▶ _PROBLEM DESCRIPTION_
Below is a block of records. Copy every line in it that contains the word "помощью".

(Data excerpts)
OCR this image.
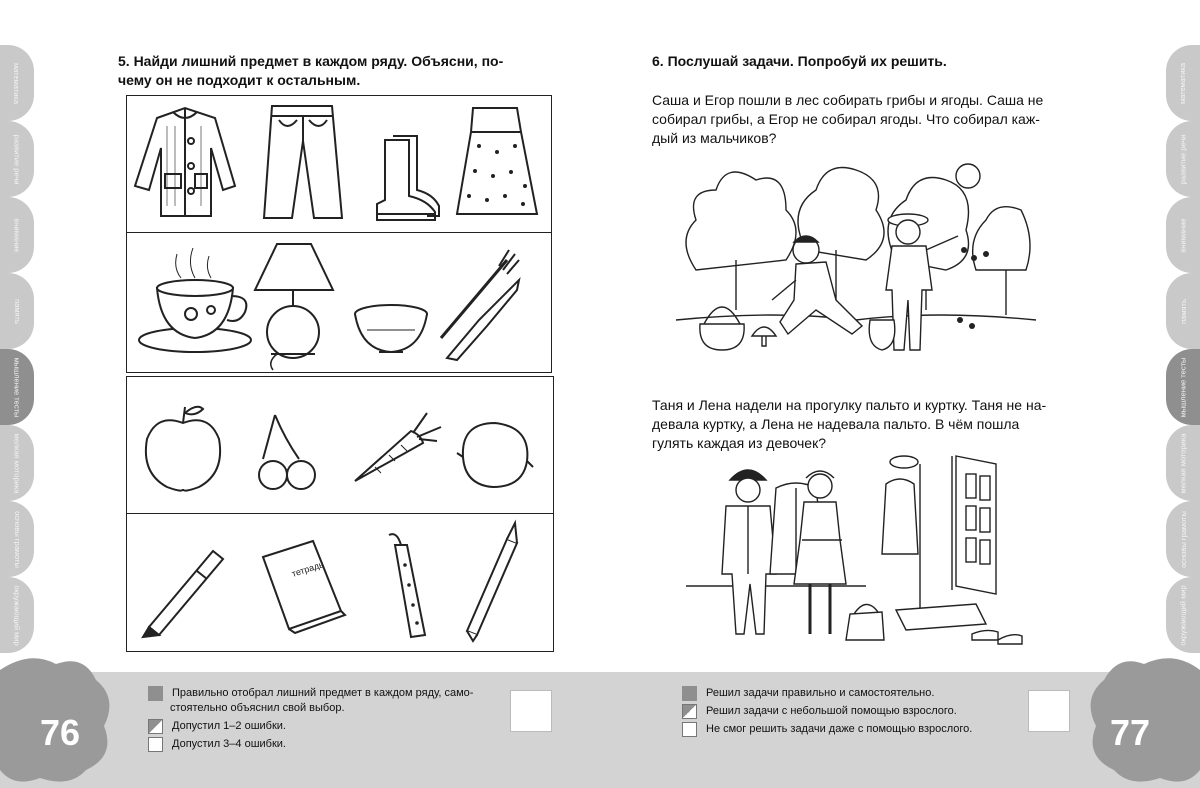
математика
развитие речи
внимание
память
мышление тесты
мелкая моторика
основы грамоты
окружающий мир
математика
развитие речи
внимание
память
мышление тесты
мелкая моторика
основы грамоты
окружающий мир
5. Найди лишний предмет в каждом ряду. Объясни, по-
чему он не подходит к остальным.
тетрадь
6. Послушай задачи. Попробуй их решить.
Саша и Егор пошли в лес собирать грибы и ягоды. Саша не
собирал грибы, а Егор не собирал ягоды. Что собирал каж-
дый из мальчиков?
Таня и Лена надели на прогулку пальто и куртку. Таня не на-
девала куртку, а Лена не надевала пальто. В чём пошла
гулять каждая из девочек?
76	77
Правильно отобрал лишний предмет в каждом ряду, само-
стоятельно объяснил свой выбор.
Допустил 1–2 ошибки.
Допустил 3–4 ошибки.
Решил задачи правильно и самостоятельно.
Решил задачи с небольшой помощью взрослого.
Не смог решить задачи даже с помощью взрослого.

---

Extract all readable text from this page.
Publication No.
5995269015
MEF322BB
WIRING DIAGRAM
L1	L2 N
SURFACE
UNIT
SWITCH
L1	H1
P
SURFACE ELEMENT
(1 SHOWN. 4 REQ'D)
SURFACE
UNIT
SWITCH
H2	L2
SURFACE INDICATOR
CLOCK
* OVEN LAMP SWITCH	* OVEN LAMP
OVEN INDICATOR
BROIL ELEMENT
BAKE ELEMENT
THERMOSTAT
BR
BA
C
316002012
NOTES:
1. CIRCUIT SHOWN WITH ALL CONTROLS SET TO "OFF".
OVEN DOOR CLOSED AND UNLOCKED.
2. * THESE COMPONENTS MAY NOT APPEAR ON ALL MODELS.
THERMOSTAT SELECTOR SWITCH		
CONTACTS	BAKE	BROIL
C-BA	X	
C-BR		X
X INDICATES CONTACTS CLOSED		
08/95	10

==

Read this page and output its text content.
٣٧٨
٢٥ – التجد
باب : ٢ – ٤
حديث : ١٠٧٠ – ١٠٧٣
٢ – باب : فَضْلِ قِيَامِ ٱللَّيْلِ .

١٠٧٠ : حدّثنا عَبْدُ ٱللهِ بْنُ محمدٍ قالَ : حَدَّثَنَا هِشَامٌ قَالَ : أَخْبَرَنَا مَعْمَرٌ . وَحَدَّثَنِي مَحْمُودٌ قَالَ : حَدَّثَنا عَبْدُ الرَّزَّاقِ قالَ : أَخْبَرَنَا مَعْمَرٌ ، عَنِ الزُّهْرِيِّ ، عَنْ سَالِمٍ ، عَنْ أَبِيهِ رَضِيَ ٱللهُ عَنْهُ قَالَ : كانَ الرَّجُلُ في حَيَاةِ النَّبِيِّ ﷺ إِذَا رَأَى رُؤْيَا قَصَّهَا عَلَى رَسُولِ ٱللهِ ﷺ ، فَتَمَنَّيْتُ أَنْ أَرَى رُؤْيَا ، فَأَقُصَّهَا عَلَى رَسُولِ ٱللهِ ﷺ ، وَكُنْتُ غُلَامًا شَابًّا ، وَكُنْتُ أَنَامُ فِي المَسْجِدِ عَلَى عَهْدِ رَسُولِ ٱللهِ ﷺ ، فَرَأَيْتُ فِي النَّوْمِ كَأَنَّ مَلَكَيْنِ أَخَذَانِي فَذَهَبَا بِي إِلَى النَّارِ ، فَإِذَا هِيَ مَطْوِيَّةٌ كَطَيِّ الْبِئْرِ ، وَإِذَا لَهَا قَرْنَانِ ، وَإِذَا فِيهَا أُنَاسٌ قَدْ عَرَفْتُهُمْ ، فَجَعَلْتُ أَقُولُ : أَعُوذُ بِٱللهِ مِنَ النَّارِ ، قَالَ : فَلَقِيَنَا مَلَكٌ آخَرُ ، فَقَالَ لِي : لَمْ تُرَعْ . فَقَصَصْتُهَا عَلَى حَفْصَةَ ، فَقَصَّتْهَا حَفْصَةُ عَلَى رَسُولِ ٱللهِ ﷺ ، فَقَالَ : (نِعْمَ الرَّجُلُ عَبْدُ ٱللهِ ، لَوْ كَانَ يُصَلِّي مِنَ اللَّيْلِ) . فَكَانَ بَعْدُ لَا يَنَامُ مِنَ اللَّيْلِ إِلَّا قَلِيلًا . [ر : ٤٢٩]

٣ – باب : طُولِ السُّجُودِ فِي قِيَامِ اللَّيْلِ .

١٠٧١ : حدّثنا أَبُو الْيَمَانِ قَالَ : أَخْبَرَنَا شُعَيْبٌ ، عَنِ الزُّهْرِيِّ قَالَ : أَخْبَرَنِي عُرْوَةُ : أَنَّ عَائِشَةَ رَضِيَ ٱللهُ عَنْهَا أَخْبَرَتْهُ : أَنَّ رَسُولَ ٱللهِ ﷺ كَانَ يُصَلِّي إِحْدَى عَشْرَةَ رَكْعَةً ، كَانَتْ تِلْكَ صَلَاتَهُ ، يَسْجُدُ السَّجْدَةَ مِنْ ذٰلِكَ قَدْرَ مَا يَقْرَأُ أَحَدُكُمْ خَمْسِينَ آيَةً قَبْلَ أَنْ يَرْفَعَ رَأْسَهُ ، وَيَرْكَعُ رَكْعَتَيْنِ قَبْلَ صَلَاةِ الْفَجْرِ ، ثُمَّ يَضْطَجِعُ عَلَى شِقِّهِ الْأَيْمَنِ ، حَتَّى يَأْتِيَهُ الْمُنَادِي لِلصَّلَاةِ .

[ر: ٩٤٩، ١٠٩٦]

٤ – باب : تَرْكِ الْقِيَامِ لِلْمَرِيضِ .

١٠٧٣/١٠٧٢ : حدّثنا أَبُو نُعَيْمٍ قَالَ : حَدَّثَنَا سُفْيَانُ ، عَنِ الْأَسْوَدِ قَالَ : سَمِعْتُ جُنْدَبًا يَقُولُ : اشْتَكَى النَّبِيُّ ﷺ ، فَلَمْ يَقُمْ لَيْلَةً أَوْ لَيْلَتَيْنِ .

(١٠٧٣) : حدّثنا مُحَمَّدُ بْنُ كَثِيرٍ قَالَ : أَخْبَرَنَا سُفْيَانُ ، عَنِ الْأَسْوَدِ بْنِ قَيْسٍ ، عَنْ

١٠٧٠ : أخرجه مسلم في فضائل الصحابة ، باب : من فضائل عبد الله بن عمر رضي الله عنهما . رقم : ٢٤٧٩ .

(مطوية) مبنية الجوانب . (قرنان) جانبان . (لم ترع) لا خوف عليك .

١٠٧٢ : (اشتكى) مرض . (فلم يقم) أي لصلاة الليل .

▶ _FULL OUTPUT_
Решил задачи с небольшой помощью взрослого.
Не смог решить задачи даже с помощью взрослого.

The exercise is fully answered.